- [Your instructions]: Look through the material and copy each line holding "heat".

- [Material provided]:
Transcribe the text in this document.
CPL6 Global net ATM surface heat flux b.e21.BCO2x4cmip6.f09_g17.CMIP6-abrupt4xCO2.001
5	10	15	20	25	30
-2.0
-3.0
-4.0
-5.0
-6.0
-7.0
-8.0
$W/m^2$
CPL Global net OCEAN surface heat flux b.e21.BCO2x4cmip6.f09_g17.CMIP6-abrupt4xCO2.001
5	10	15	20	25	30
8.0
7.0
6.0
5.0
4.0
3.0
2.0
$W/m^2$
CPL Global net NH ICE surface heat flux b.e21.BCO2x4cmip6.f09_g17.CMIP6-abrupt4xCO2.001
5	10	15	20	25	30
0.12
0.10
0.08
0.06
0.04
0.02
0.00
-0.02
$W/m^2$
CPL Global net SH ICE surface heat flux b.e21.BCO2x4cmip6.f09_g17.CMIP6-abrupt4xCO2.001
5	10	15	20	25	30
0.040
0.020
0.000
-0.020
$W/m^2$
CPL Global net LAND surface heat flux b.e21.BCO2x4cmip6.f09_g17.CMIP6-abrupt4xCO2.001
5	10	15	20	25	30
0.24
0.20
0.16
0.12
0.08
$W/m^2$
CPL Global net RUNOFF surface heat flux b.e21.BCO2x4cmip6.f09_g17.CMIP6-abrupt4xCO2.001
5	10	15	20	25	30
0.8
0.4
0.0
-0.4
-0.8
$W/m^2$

- [Response to this exercise]:
CPL6 Global net ATM surface heat flux b.e21.BCO2x4cmip6.f09_g17.CMIP6-abrupt4xCO2.001
CPL Global net OCEAN surface heat flux b.e21.BCO2x4cmip6.f09_g17.CMIP6-abrupt4xCO2.001
CPL Global net NH ICE surface heat flux b.e21.BCO2x4cmip6.f09_g17.CMIP6-abrupt4xCO2.001
CPL Global net SH ICE surface heat flux b.e21.BCO2x4cmip6.f09_g17.CMIP6-abrupt4xCO2.001
CPL Global net LAND surface heat flux b.e21.BCO2x4cmip6.f09_g17.CMIP6-abrupt4xCO2.001
CPL Global net RUNOFF surface heat flux b.e21.BCO2x4cmip6.f09_g17.CMIP6-abrupt4xCO2.001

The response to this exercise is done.